### VOS CONSIGNES
D'après le texte du document, quand la loi d'orientation agricole a-t-elle été votée et promulguée ?

### TEXTE DU DOCUMENT
■ ■ ■ ■
Au Salon, l’ambiance est différente cette année, les vaches sont absentes, mais les professionnels du secteur sont bien présents. Michel Barnier, député Les Républicains, a constaté une certaine frustration parmi eux concernant la loi d’urgence agricole. Elle suscite des déceptions, alors que ses détails restent encore peu connus. « La priorité, c’est de faire ce qui a déjà été annoncé », rappelle-t-il, se référant aux engagements pris lorsqu’il dirigeait le gouvernement.
Une politique à court terme face à des enjeux à long terme
Pour l’ancien chef du gouvernement, le temps politique et le temps agricole ne coïncident pas. « Il faut du temps », insiste-t-il, précisant qu’il faut compter plusieurs jours pour traduire les engagements en actes concrets. La loi d’orientation agricole, votée et promulguée en mars 2025 notamment pour simplifier l’administration, reste insuffisante aux yeux des agriculteurs. « On sait ce dont ils souffrent : des normes, des paperasses. Ils ne demandent qu’à produire », ajoute-t-il. Pourtant, les retards sur la Politique agricole commune (PAC) et l’instabilité politique compliquent la situation. « Le gouvernement n’a pas de visibilité devant lui », observe Barnier, rappelant combien il est difficile de planifier des actions à moyen et long terme dans ce contexte. Selon lui, « la politique française est prisonnière du court terme, des crises et de l’instabilité ». Si la ministre de l’Agriculture, Annie Genevard, fait preuve de volonté, selon l’élu, « il faut privilégier le suivi aux annonces », conclut Michel Barnier, appelant à une action durable et cohérente pour soutenir le secteur agricole.
■ ■ ■ ■
### EXTRAITS DE DONNÉES
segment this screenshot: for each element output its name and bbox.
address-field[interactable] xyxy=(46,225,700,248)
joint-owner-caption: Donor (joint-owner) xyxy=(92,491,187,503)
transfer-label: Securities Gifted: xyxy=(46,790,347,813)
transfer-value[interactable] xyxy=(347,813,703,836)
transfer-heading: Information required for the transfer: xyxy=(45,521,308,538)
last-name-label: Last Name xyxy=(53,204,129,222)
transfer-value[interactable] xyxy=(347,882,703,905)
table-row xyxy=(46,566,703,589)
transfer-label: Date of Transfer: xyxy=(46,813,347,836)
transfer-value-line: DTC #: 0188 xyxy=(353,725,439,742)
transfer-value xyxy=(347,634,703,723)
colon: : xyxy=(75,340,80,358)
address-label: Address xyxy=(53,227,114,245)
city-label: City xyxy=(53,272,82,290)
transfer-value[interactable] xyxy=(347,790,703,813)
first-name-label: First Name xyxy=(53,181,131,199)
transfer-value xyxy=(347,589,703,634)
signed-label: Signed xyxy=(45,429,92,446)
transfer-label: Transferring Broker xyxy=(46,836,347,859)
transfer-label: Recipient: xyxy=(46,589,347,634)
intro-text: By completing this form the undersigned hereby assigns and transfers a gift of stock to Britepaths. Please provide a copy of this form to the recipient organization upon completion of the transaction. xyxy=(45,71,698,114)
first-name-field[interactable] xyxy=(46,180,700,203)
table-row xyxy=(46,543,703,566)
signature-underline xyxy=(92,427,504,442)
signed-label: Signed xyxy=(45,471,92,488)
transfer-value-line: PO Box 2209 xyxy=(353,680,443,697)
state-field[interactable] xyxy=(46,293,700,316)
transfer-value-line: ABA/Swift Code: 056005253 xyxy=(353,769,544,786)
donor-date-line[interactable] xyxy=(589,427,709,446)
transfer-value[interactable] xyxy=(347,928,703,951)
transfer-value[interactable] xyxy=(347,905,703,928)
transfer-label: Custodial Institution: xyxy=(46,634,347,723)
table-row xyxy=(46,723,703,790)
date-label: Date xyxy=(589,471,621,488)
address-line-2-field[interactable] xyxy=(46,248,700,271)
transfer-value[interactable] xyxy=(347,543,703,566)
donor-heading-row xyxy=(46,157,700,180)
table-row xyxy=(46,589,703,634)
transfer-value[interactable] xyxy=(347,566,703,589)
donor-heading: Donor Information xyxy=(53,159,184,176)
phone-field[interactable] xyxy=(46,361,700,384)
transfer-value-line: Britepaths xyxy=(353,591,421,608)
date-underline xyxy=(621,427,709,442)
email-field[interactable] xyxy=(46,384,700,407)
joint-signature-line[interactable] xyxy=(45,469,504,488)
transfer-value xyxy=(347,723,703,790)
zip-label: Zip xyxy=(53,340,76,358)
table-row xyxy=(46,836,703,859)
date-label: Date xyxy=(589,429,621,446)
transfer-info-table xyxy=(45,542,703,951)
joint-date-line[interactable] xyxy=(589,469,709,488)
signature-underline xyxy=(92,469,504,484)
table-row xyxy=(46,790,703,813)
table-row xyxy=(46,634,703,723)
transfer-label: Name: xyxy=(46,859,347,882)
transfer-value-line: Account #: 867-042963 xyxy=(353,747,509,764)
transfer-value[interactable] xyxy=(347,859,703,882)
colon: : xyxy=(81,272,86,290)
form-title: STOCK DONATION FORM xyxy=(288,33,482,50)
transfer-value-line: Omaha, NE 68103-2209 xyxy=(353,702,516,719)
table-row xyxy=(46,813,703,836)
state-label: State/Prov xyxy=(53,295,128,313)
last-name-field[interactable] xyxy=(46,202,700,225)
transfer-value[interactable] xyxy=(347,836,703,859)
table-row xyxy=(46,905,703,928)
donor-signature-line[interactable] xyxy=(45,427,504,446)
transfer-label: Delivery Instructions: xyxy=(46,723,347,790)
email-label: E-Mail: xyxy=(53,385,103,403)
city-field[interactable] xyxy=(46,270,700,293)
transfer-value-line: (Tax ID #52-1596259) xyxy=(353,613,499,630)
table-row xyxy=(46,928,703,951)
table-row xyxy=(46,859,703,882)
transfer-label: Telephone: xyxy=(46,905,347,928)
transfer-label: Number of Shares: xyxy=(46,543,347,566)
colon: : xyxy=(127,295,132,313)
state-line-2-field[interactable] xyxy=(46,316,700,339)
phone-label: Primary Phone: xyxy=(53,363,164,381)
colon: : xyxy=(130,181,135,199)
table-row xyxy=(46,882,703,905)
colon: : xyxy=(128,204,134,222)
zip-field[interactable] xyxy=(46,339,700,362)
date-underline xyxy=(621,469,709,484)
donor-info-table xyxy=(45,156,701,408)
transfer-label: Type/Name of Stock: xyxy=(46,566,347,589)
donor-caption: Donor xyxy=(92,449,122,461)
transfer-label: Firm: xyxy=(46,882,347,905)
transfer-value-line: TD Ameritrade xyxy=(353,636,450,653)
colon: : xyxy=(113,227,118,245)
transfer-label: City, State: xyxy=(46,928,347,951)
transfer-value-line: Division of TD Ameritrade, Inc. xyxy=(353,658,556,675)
■ ■ ■ ■
### RÉPONSE ATTENDUE
En mars 2025.